Objective => Copy every line of the data exactly, leaving nothing out.

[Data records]
>> BEGIN
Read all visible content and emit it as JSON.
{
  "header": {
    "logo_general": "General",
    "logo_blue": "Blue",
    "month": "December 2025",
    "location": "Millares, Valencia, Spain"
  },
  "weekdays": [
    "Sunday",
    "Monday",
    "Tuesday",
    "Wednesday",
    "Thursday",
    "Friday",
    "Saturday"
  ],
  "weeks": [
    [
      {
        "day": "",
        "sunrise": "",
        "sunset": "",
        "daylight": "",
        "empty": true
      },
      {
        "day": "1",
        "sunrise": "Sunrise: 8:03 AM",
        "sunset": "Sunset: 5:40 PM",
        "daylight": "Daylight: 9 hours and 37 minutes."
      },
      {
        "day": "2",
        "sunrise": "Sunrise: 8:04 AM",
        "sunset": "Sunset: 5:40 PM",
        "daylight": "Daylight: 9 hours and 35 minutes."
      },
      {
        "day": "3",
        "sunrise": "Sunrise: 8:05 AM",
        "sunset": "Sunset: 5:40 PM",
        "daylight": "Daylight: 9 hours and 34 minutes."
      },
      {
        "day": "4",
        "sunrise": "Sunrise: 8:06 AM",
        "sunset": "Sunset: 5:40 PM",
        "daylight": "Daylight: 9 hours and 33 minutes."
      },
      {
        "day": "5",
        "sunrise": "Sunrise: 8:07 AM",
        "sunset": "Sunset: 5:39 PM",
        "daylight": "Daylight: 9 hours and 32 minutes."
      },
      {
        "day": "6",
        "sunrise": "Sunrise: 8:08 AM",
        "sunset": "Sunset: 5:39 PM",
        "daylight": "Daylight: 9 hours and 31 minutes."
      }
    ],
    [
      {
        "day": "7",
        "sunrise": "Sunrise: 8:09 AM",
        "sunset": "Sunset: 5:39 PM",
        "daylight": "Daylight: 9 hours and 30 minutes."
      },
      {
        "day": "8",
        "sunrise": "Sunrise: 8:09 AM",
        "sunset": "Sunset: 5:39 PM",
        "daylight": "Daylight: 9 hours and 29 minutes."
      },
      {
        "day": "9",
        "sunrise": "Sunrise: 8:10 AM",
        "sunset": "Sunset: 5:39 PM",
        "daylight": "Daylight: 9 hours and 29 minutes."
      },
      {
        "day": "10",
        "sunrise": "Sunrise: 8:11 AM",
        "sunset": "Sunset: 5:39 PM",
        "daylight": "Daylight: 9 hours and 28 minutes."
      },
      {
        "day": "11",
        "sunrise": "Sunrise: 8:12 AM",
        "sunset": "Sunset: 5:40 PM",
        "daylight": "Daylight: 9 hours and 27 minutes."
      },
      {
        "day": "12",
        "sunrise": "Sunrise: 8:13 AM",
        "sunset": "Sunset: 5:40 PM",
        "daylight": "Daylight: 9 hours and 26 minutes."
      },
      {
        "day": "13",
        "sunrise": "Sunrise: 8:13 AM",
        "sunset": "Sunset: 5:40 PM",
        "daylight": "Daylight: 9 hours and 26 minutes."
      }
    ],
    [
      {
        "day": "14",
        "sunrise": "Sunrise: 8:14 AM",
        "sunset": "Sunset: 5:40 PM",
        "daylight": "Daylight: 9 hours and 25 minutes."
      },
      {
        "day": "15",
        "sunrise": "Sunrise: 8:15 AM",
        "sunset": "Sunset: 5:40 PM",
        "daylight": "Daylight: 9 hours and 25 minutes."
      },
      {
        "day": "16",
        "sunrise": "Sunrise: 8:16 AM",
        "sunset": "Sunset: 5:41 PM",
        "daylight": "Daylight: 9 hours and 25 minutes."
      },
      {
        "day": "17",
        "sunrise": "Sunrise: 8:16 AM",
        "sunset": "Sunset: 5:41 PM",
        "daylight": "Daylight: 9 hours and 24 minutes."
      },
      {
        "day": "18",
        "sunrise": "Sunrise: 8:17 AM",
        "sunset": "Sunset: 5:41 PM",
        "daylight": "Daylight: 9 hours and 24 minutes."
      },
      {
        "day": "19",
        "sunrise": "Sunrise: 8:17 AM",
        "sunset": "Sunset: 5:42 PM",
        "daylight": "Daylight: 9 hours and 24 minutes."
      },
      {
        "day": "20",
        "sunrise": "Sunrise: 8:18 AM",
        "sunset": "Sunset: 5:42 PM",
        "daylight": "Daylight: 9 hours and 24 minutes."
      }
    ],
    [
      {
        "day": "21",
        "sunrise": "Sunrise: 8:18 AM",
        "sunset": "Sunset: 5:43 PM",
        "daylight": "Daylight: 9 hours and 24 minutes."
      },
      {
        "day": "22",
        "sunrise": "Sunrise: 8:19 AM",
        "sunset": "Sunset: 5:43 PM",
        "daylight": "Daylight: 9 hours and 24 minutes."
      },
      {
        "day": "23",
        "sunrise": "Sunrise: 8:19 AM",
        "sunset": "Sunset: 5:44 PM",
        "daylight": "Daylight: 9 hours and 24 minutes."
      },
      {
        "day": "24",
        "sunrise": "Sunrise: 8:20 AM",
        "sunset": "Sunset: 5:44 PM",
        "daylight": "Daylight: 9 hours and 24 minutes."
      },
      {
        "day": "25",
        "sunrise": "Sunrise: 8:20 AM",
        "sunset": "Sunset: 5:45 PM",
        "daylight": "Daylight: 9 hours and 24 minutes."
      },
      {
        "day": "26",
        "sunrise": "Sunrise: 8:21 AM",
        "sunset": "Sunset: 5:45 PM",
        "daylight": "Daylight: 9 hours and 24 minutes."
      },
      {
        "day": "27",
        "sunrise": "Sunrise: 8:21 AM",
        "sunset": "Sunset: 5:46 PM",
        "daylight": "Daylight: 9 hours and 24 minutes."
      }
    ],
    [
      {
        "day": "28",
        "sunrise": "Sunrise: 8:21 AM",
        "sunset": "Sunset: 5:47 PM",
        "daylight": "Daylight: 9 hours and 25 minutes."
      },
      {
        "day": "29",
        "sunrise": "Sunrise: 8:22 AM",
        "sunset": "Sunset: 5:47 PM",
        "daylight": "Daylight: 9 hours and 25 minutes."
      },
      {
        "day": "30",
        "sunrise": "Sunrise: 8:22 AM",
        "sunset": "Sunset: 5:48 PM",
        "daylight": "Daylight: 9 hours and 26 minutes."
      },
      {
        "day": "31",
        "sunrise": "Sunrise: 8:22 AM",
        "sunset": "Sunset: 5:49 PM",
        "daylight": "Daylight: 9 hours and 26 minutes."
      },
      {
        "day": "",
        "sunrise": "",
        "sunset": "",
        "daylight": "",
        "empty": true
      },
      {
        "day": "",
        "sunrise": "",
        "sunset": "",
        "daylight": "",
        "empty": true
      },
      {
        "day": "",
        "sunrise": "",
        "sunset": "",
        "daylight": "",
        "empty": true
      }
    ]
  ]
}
>> END
Written answer =>
Read all visible content and emit it as JSON.
{
  "header": {
    "logo_general": "General",
    "logo_blue": "Blue",
    "month": "December 2025",
    "location": "Millares, Valencia, Spain"
  },
  "weekdays": [
    "Sunday",
    "Monday",
    "Tuesday",
    "Wednesday",
    "Thursday",
    "Friday",
    "Saturday"
  ],
  "weeks": [
    [
      {
        "day": "",
        "sunrise": "",
        "sunset": "",
        "daylight": "",
        "empty": true
      },
      {
        "day": "1",
        "sunrise": "Sunrise: 8:03 AM",
        "sunset": "Sunset: 5:40 PM",
        "daylight": "Daylight: 9 hours and 37 minutes."
      },
      {
        "day": "2",
        "sunrise": "Sunrise: 8:04 AM",
        "sunset": "Sunset: 5:40 PM",
        "daylight": "Daylight: 9 hours and 35 minutes."
      },
      {
        "day": "3",
        "sunrise": "Sunrise: 8:05 AM",
        "sunset": "Sunset: 5:40 PM",
        "daylight": "Daylight: 9 hours and 34 minutes."
      },
      {
        "day": "4",
        "sunrise": "Sunrise: 8:06 AM",
        "sunset": "Sunset: 5:40 PM",
        "daylight": "Daylight: 9 hours and 33 minutes."
      },
      {
        "day": "5",
        "sunrise": "Sunrise: 8:07 AM",
        "sunset": "Sunset: 5:39 PM",
        "daylight": "Daylight: 9 hours and 32 minutes."
      },
      {
        "day": "6",
        "sunrise": "Sunrise: 8:08 AM",
        "sunset": "Sunset: 5:39 PM",
        "daylight": "Daylight: 9 hours and 31 minutes."
      }
    ],
    [
      {
        "day": "7",
        "sunrise": "Sunrise: 8:09 AM",
        "sunset": "Sunset: 5:39 PM",
        "daylight": "Daylight: 9 hours and 30 minutes."
      },
      {
        "day": "8",
        "sunrise": "Sunrise: 8:09 AM",
        "sunset": "Sunset: 5:39 PM",
        "daylight": "Daylight: 9 hours and 29 minutes."
      },
      {
        "day": "9",
        "sunrise": "Sunrise: 8:10 AM",
        "sunset": "Sunset: 5:39 PM",
        "daylight": "Daylight: 9 hours and 29 minutes."
      },
      {
        "day": "10",
        "sunrise": "Sunrise: 8:11 AM",
        "sunset": "Sunset: 5:39 PM",
        "daylight": "Daylight: 9 hours and 28 minutes."
      },
      {
        "day": "11",
        "sunrise": "Sunrise: 8:12 AM",
        "sunset": "Sunset: 5:40 PM",
        "daylight": "Daylight: 9 hours and 27 minutes."
      },
      {
        "day": "12",
        "sunrise": "Sunrise: 8:13 AM",
        "sunset": "Sunset: 5:40 PM",
        "daylight": "Daylight: 9 hours and 26 minutes."
      },
      {
        "day": "13",
        "sunrise": "Sunrise: 8:13 AM",
        "sunset": "Sunset: 5:40 PM",
        "daylight": "Daylight: 9 hours and 26 minutes."
      }
    ],
    [
      {
        "day": "14",
        "sunrise": "Sunrise: 8:14 AM",
        "sunset": "Sunset: 5:40 PM",
        "daylight": "Daylight: 9 hours and 25 minutes."
      },
      {
        "day": "15",
        "sunrise": "Sunrise: 8:15 AM",
        "sunset": "Sunset: 5:40 PM",
        "daylight": "Daylight: 9 hours and 25 minutes."
      },
      {
        "day": "16",
        "sunrise": "Sunrise: 8:16 AM",
        "sunset": "Sunset: 5:41 PM",
        "daylight": "Daylight: 9 hours and 25 minutes."
      },
      {
        "day": "17",
        "sunrise": "Sunrise: 8:16 AM",
        "sunset": "Sunset: 5:41 PM",
        "daylight": "Daylight: 9 hours and 24 minutes."
      },
      {
        "day": "18",
        "sunrise": "Sunrise: 8:17 AM",
        "sunset": "Sunset: 5:41 PM",
        "daylight": "Daylight: 9 hours and 24 minutes."
      },
      {
        "day": "19",
        "sunrise": "Sunrise: 8:17 AM",
        "sunset": "Sunset: 5:42 PM",
        "daylight": "Daylight: 9 hours and 24 minutes."
      },
      {
        "day": "20",
        "sunrise": "Sunrise: 8:18 AM",
        "sunset": "Sunset: 5:42 PM",
        "daylight": "Daylight: 9 hours and 24 minutes."
      }
    ],
    [
      {
        "day": "21",
        "sunrise": "Sunrise: 8:18 AM",
        "sunset": "Sunset: 5:43 PM",
        "daylight": "Daylight: 9 hours and 24 minutes."
      },
      {
        "day": "22",
        "sunrise": "Sunrise: 8:19 AM",
        "sunset": "Sunset: 5:43 PM",
        "daylight": "Daylight: 9 hours and 24 minutes."
      },
      {
        "day": "23",
        "sunrise": "Sunrise: 8:19 AM",
        "sunset": "Sunset: 5:44 PM",
        "daylight": "Daylight: 9 hours and 24 minutes."
      },
      {
        "day": "24",
        "sunrise": "Sunrise: 8:20 AM",
        "sunset": "Sunset: 5:44 PM",
        "daylight": "Daylight: 9 hours and 24 minutes."
      },
      {
        "day": "25",
        "sunrise": "Sunrise: 8:20 AM",
        "sunset": "Sunset: 5:45 PM",
        "daylight": "Daylight: 9 hours and 24 minutes."
      },
      {
        "day": "26",
        "sunrise": "Sunrise: 8:21 AM",
        "sunset": "Sunset: 5:45 PM",
        "daylight": "Daylight: 9 hours and 24 minutes."
      },
      {
        "day": "27",
        "sunrise": "Sunrise: 8:21 AM",
        "sunset": "Sunset: 5:46 PM",
        "daylight": "Daylight: 9 hours and 24 minutes."
      }
    ],
    [
      {
        "day": "28",
        "sunrise": "Sunrise: 8:21 AM",
        "sunset": "Sunset: 5:47 PM",
        "daylight": "Daylight: 9 hours and 25 minutes."
      },
      {
        "day": "29",
        "sunrise": "Sunrise: 8:22 AM",
        "sunset": "Sunset: 5:47 PM",
        "daylight": "Daylight: 9 hours and 25 minutes."
      },
      {
        "day": "30",
        "sunrise": "Sunrise: 8:22 AM",
        "sunset": "Sunset: 5:48 PM",
        "daylight": "Daylight: 9 hours and 26 minutes."
      },
      {
        "day": "31",
        "sunrise": "Sunrise: 8:22 AM",
        "sunset": "Sunset: 5:49 PM",
        "daylight": "Daylight: 9 hours and 26 minutes."
      },
      {
        "day": "",
        "sunrise": "",
        "sunset": "",
        "daylight": "",
        "empty": true
      },
      {
        "day": "",
        "sunrise": "",
        "sunset": "",
        "daylight": "",
        "empty": true
      },
      {
        "day": "",
        "sunrise": "",
        "sunset": "",
        "daylight": "",
        "empty": true
      }
    ]
  ]
}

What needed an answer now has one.